— EXTRACTED DATA —
········
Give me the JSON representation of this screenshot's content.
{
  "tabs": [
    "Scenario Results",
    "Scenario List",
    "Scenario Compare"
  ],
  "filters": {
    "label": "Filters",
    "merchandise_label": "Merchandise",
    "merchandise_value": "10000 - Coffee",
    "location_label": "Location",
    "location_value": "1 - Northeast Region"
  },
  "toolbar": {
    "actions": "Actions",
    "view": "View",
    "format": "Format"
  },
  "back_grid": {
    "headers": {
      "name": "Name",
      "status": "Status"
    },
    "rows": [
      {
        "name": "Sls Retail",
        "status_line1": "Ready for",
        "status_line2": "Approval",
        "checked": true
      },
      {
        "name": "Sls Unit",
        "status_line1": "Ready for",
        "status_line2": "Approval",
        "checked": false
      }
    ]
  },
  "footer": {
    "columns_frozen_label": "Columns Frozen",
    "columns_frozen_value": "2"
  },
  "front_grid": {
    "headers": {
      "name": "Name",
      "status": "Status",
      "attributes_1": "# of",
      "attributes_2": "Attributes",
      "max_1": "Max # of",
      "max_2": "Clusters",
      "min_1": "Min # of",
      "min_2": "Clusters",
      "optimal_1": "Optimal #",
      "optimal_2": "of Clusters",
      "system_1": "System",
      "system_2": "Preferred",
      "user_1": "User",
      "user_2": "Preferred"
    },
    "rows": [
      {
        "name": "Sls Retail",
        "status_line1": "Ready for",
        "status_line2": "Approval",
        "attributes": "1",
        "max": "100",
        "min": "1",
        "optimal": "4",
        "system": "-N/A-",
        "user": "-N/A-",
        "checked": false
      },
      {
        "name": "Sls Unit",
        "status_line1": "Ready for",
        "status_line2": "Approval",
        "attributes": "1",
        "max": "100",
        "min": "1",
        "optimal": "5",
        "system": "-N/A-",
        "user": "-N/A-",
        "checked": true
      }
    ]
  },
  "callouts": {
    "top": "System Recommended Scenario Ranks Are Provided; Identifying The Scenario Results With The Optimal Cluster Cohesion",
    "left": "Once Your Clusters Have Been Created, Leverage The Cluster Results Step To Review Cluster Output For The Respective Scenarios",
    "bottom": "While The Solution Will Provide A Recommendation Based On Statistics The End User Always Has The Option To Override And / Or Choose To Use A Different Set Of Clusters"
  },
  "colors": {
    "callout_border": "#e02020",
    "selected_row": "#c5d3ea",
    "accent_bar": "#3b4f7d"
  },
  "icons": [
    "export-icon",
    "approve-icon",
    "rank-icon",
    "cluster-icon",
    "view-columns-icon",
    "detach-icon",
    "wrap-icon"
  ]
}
········
— INSTRUCTIONS FOR THE TASK —
Write out the whole listing again, exactly as it stands.

— RESPONSE TO THIS TASK —
Give me the JSON representation of this screenshot's content.
{
  "tabs": [
    "Scenario Results",
    "Scenario List",
    "Scenario Compare"
  ],
  "filters": {
    "label": "Filters",
    "merchandise_label": "Merchandise",
    "merchandise_value": "10000 - Coffee",
    "location_label": "Location",
    "location_value": "1 - Northeast Region"
  },
  "toolbar": {
    "actions": "Actions",
    "view": "View",
    "format": "Format"
  },
  "back_grid": {
    "headers": {
      "name": "Name",
      "status": "Status"
    },
    "rows": [
      {
        "name": "Sls Retail",
        "status_line1": "Ready for",
        "status_line2": "Approval",
        "checked": true
      },
      {
        "name": "Sls Unit",
        "status_line1": "Ready for",
        "status_line2": "Approval",
        "checked": false
      }
    ]
  },
  "footer": {
    "columns_frozen_label": "Columns Frozen",
    "columns_frozen_value": "2"
  },
  "front_grid": {
    "headers": {
      "name": "Name",
      "status": "Status",
      "attributes_1": "# of",
      "attributes_2": "Attributes",
      "max_1": "Max # of",
      "max_2": "Clusters",
      "min_1": "Min # of",
      "min_2": "Clusters",
      "optimal_1": "Optimal #",
      "optimal_2": "of Clusters",
      "system_1": "System",
      "system_2": "Preferred",
      "user_1": "User",
      "user_2": "Preferred"
    },
    "rows": [
      {
        "name": "Sls Retail",
        "status_line1": "Ready for",
        "status_line2": "Approval",
        "attributes": "1",
        "max": "100",
        "min": "1",
        "optimal": "4",
        "system": "-N/A-",
        "user": "-N/A-",
        "checked": false
      },
      {
        "name": "Sls Unit",
        "status_line1": "Ready for",
        "status_line2": "Approval",
        "attributes": "1",
        "max": "100",
        "min": "1",
        "optimal": "5",
        "system": "-N/A-",
        "user": "-N/A-",
        "checked": true
      }
    ]
  },
  "callouts": {
    "top": "System Recommended Scenario Ranks Are Provided; Identifying The Scenario Results With The Optimal Cluster Cohesion",
    "left": "Once Your Clusters Have Been Created, Leverage The Cluster Results Step To Review Cluster Output For The Respective Scenarios",
    "bottom": "While The Solution Will Provide A Recommendation Based On Statistics The End User Always Has The Option To Override And / Or Choose To Use A Different Set Of Clusters"
  },
  "colors": {
    "callout_border": "#e02020",
    "selected_row": "#c5d3ea",
    "accent_bar": "#3b4f7d"
  },
  "icons": [
    "export-icon",
    "approve-icon",
    "rank-icon",
    "cluster-icon",
    "view-columns-icon",
    "detach-icon",
    "wrap-icon"
  ]
}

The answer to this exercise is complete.